*** Opening of Extracted material ***
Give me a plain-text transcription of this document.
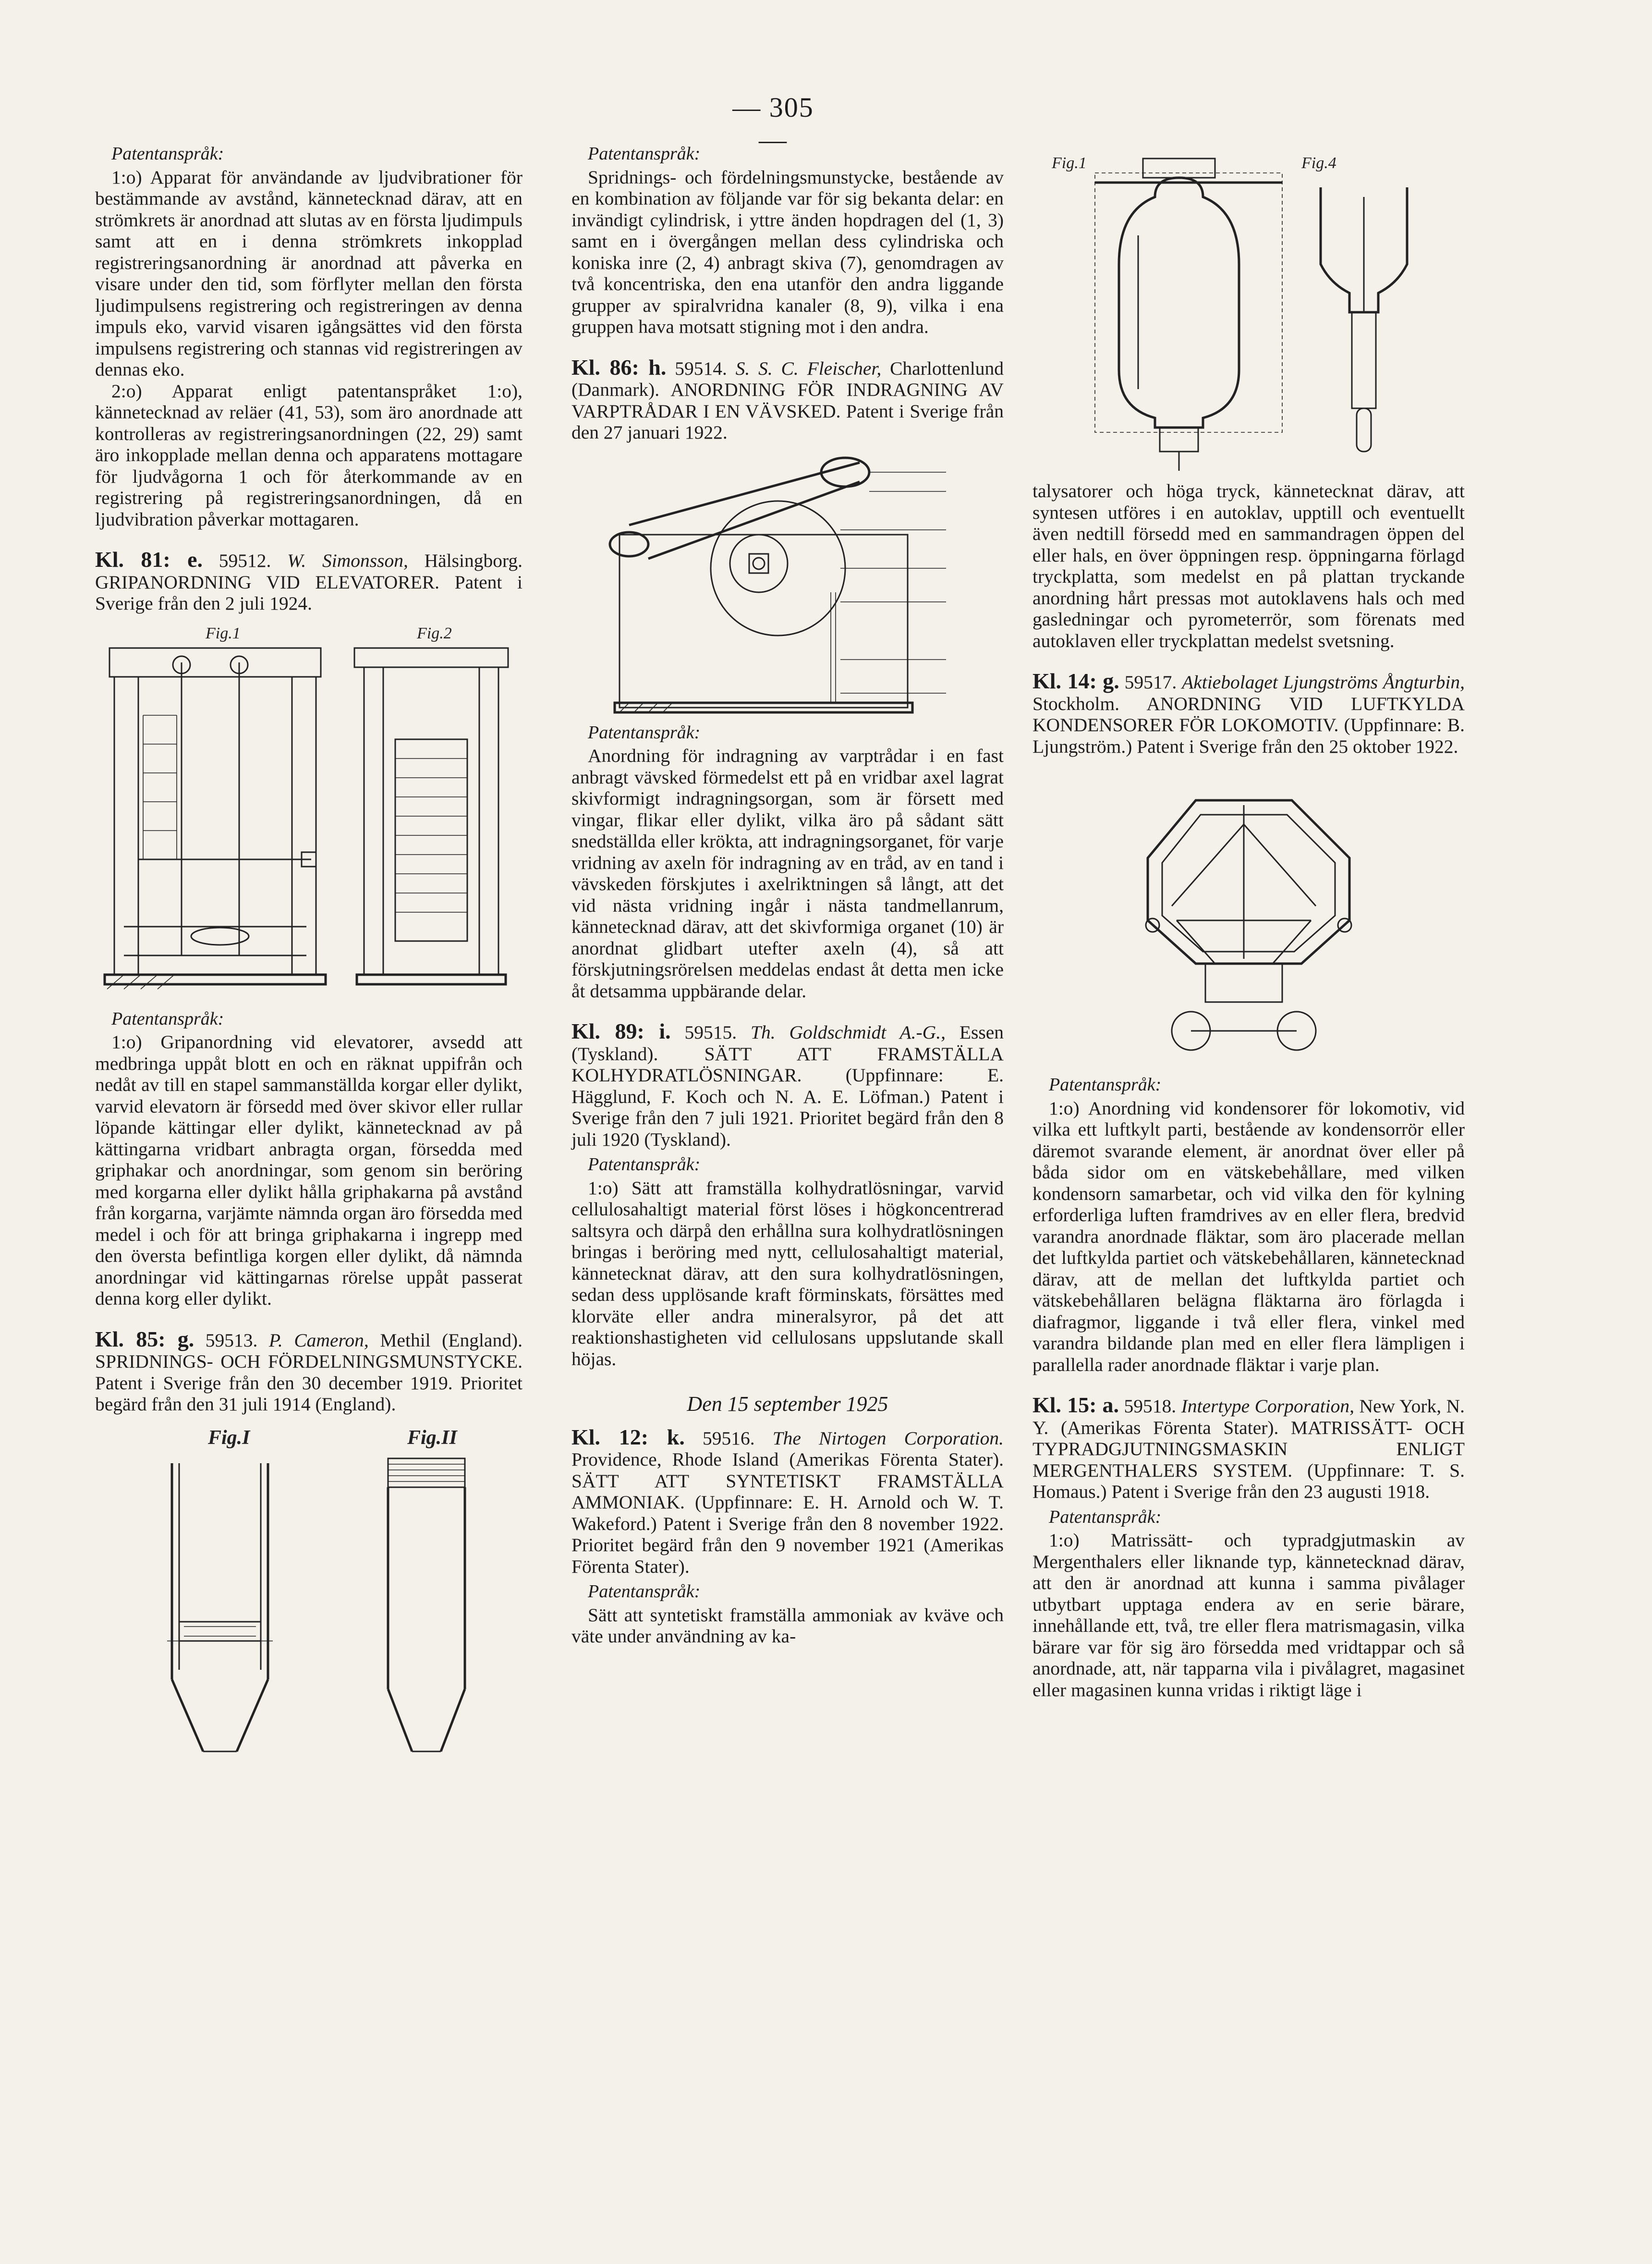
— 305 —

Patentanspråk:

1:o) Apparat för användande av ljudvibrationer för bestämmande av avstånd, kännetecknad därav, att en strömkrets är anordnad att slutas av en första ljudimpuls samt att en i denna strömkrets inkopplad registreringsanordning är anordnad att påverka en visare under den tid, som förflyter mellan den första ljudimpulsens registrering och registreringen av denna impuls eko, varvid visaren igångsättes vid den första impulsens registrering och stannas vid registreringen av dennas eko.

2:o) Apparat enligt patentanspråket 1:o), kännetecknad av reläer (41, 53), som äro anordnade att kontrolleras av registreringsanordningen (22, 29) samt äro inkopplade mellan denna och apparatens mottagare för ljudvågorna 1 och för återkommande av en registrering på registreringsanordningen, då en ljudvibration påverkar mottagaren.

Kl. 81: e. 59512. W. Simonsson, Hälsingborg. GRIPANORDNING VID ELEVATORER. Patent i Sverige från den 2 juli 1924.

Fig.1	Fig.2

Patentanspråk:

1:o) Gripanordning vid elevatorer, avsedd att medbringa uppåt blott en och en räknat uppifrån och nedåt av till en stapel sammanställda korgar eller dylikt, varvid elevatorn är försedd med över skivor eller rullar löpande kättingar eller dylikt, kännetecknad av på kättingarna vridbart anbragta organ, försedda med griphakar och anordningar, som genom sin beröring med korgarna eller dylikt hålla griphakarna på avstånd från korgarna, varjämte nämnda organ äro försedda med medel i och för att bringa griphakarna i ingrepp med den översta befintliga korgen eller dylikt, då nämnda anordningar vid kättingarnas rörelse uppåt passerat denna korg eller dylikt.

Kl. 85: g. 59513. P. Cameron, Methil (England). SPRIDNINGS- OCH FÖRDELNINGSMUNSTYCKE. Patent i Sverige från den 30 december 1919. Prioritet begärd från den 31 juli 1914 (England).

Fig.I	Fig.II

Patentanspråk:

Spridnings- och fördelningsmunstycke, bestående av en kombination av följande var för sig bekanta delar: en invändigt cylindrisk, i yttre änden hopdragen del (1, 3) samt en i övergången mellan dess cylindriska och koniska inre (2, 4) anbragt skiva (7), genomdragen av två koncentriska, den ena utanför den andra liggande grupper av spiralvridna kanaler (8, 9), vilka i ena gruppen hava motsatt stigning mot i den andra.

Kl. 86: h. 59514. S. S. C. Fleischer, Charlottenlund (Danmark). ANORDNING FÖR INDRAGNING AV VARPTRÅDAR I EN VÄVSKED. Patent i Sverige från den 27 januari 1922.

Patentanspråk:

Anordning för indragning av varptrådar i en fast anbragt vävsked förmedelst ett på en vridbar axel lagrat skivformigt indragningsorgan, som är försett med vingar, flikar eller dylikt, vilka äro på sådant sätt snedställda eller krökta, att indragningsorganet, för varje vridning av axeln för indragning av en tråd, av en tand i vävskeden förskjutes i axelriktningen så långt, att det vid nästa vridning ingår i nästa tandmellanrum, kännetecknad därav, att det skivformiga organet (10) är anordnat glidbart utefter axeln (4), så att förskjutningsrörelsen meddelas endast åt detta men icke åt detsamma uppbärande delar.

Kl. 89: i. 59515. Th. Goldschmidt A.-G., Essen (Tyskland). SÄTT ATT FRAMSTÄLLA KOLHYDRATLÖSNINGAR. (Uppfinnare: E. Hägglund, F. Koch och N. A. E. Löfman.) Patent i Sverige från den 7 juli 1921. Prioritet begärd från den 8 juli 1920 (Tyskland).

Patentanspråk:

1:o) Sätt att framställa kolhydratlösningar, varvid cellulosahaltigt material först löses i högkoncentrerad saltsyra och därpå den erhållna sura kolhydratlösningen bringas i beröring med nytt, cellulosahaltigt material, kännetecknat därav, att den sura kolhydratlösningen, sedan dess upplösande kraft förminskats, försättes med klorväte eller andra mineralsyror, på det att reaktionshastigheten vid cellulosans uppslutande skall höjas.

Den 15 september 1925

Kl. 12: k. 59516. The Nirtogen Corporation. Providence, Rhode Island (Amerikas Förenta Stater). SÄTT ATT SYNTETISKT FRAMSTÄLLA AMMONIAK. (Uppfinnare: E. H. Arnold och W. T. Wakeford.) Patent i Sverige från den 8 november 1922. Prioritet begärd från den 9 november 1921 (Amerikas Förenta Stater).

Patentanspråk:

Sätt att syntetiskt framställa ammoniak av kväve och väte under användning av ka-

Fig.1	Fig.4

talysatorer och höga tryck, kännetecknat därav, att syntesen utföres i en autoklav, upptill och eventuellt även nedtill försedd med en sammandragen öppen del eller hals, en över öppningen resp. öppningarna förlagd tryckplatta, som medelst en på plattan tryckande anordning hårt pressas mot autoklavens hals och med gasledningar och pyrometerrör, som förenats med autoklaven eller tryckplattan medelst svetsning.

Kl. 14: g. 59517. Aktiebolaget Ljungströms Ångturbin, Stockholm. ANORDNING VID LUFTKYLDA KONDENSORER FÖR LOKOMOTIV. (Uppfinnare: B. Ljungström.) Patent i Sverige från den 25 oktober 1922.

Patentanspråk:

1:o) Anordning vid kondensorer för lokomotiv, vid vilka ett luftkylt parti, bestående av kondensorrör eller däremot svarande element, är anordnat över eller på båda sidor om en vätskebehållare, med vilken kondensorn samarbetar, och vid vilka den för kylning erforderliga luften framdrives av en eller flera, bredvid varandra anordnade fläktar, som äro placerade mellan det luftkylda partiet och vätskebehållaren, kännetecknad därav, att de mellan det luftkylda partiet och vätskebehållaren belägna fläktarna äro förlagda i diafragmor, liggande i två eller flera, vinkel med varandra bildande plan med en eller flera lämpligen i parallella rader anordnade fläktar i varje plan.

Kl. 15: a. 59518. Intertype Corporation, New York, N. Y. (Amerikas Förenta Stater). MATRISSÄTT- OCH TYPRADGJUTNINGSMASKIN ENLIGT MERGENTHALERS SYSTEM. (Uppfinnare: T. S. Homaus.) Patent i Sverige från den 23 augusti 1918.

Patentanspråk:

1:o) Matrissätt- och typradgjutmaskin av Mergenthalers eller liknande typ, kännetecknad därav, att den är anordnad att kunna i samma pivålager utbytbart upptaga endera av en serie bärare, innehållande ett, två, tre eller flera matrismagasin, vilka bärare var för sig äro försedda med vridtappar och så anordnade, att, när tapparna vila i pivålagret, magasinet eller magasinen kunna vridas i riktigt läge i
*** Close of Extracted material ***
Task item = Wherever a line above contains "Prioritet", copy that line.

Response =
Kl. 85: g. 59513. P. Cameron, Methil (England). SPRIDNINGS- OCH FÖRDELNINGSMUNSTYCKE. Patent i Sverige från den 30 december 1919. Prioritet begärd från den 31 juli 1914 (England).
Kl. 89: i. 59515. Th. Goldschmidt A.-G., Essen (Tyskland). SÄTT ATT FRAMSTÄLLA KOLHYDRATLÖSNINGAR. (Uppfinnare: E. Hägglund, F. Koch och N. A. E. Löfman.) Patent i Sverige från den 7 juli 1921. Prioritet begärd från den 8 juli 1920 (Tyskland).
Kl. 12: k. 59516. The Nirtogen Corporation. Providence, Rhode Island (Amerikas Förenta Stater). SÄTT ATT SYNTETISKT FRAMSTÄLLA AMMONIAK. (Uppfinnare: E. H. Arnold och W. T. Wakeford.) Patent i Sverige från den 8 november 1922. Prioritet begärd från den 9 november 1921 (Amerikas Förenta Stater).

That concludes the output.